__Given problem__.
Output each line of the records below unchanged, from first to last.

(Layout annotation data)
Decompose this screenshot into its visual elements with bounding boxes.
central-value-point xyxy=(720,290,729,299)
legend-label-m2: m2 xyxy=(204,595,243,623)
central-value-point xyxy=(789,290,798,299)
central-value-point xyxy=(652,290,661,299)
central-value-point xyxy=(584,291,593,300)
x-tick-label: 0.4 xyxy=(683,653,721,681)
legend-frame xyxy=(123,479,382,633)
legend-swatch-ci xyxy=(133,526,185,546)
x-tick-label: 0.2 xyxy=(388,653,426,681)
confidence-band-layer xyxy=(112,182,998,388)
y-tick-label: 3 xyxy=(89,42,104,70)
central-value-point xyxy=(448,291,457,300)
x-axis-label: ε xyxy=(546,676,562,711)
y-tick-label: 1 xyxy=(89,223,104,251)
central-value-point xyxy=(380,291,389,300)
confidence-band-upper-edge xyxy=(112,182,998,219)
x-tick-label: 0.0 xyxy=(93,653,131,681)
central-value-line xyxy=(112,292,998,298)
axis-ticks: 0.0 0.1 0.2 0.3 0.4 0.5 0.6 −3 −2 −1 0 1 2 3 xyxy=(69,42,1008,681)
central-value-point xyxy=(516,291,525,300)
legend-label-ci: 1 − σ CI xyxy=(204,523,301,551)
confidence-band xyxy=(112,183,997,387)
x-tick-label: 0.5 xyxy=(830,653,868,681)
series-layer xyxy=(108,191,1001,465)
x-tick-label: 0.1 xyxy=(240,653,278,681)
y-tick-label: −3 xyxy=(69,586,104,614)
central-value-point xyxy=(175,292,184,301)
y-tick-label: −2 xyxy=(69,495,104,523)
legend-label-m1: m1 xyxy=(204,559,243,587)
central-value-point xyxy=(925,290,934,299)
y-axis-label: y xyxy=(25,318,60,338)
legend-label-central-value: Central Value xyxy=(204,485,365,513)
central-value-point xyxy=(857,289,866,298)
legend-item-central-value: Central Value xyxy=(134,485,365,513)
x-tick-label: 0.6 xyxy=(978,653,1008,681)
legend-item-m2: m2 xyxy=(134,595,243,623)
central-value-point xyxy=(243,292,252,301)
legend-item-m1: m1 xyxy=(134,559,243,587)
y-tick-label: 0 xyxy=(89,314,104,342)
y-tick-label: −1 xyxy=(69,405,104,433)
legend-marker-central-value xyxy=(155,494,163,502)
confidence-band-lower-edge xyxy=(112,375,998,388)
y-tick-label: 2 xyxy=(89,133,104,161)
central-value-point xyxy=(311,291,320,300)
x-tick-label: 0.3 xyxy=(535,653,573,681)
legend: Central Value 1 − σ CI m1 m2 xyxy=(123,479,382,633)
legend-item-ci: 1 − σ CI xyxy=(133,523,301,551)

__Solution below__.
Decompose this screenshot into its visual elements with bounding boxes.
central-value-point xyxy=(720,290,729,299)
legend-label-m2: m2 xyxy=(204,595,243,623)
central-value-point xyxy=(789,290,798,299)
central-value-point xyxy=(652,290,661,299)
central-value-point xyxy=(584,291,593,300)
x-tick-label: 0.4 xyxy=(683,653,721,681)
legend-frame xyxy=(123,479,382,633)
legend-swatch-ci xyxy=(133,526,185,546)
x-tick-label: 0.2 xyxy=(388,653,426,681)
confidence-band-layer xyxy=(112,182,998,388)
y-tick-label: 3 xyxy=(89,42,104,70)
central-value-point xyxy=(448,291,457,300)
x-axis-label: ε xyxy=(546,676,562,711)
y-tick-label: 1 xyxy=(89,223,104,251)
central-value-point xyxy=(380,291,389,300)
confidence-band-upper-edge xyxy=(112,182,998,219)
x-tick-label: 0.0 xyxy=(93,653,131,681)
central-value-line xyxy=(112,292,998,298)
axis-ticks: 0.0 0.1 0.2 0.3 0.4 0.5 0.6 −3 −2 −1 0 1 2 3 xyxy=(69,42,1008,681)
central-value-point xyxy=(516,291,525,300)
legend-label-ci: 1 − σ CI xyxy=(204,523,301,551)
confidence-band xyxy=(112,183,997,387)
x-tick-label: 0.5 xyxy=(830,653,868,681)
series-layer xyxy=(108,191,1001,465)
x-tick-label: 0.1 xyxy=(240,653,278,681)
y-tick-label: −3 xyxy=(69,586,104,614)
central-value-point xyxy=(175,292,184,301)
y-tick-label: −2 xyxy=(69,495,104,523)
legend-label-m1: m1 xyxy=(204,559,243,587)
central-value-point xyxy=(925,290,934,299)
y-axis-label: y xyxy=(25,318,60,338)
legend-label-central-value: Central Value xyxy=(204,485,365,513)
central-value-point xyxy=(857,289,866,298)
legend-item-central-value: Central Value xyxy=(134,485,365,513)
x-tick-label: 0.6 xyxy=(978,653,1008,681)
legend-item-m2: m2 xyxy=(134,595,243,623)
central-value-point xyxy=(243,292,252,301)
legend-item-m1: m1 xyxy=(134,559,243,587)
y-tick-label: 0 xyxy=(89,314,104,342)
y-tick-label: −1 xyxy=(69,405,104,433)
legend-marker-central-value xyxy=(155,494,163,502)
confidence-band-lower-edge xyxy=(112,375,998,388)
y-tick-label: 2 xyxy=(89,133,104,161)
central-value-point xyxy=(311,291,320,300)
x-tick-label: 0.3 xyxy=(535,653,573,681)
legend: Central Value 1 − σ CI m1 m2 xyxy=(123,479,382,633)
legend-item-ci: 1 − σ CI xyxy=(133,523,301,551)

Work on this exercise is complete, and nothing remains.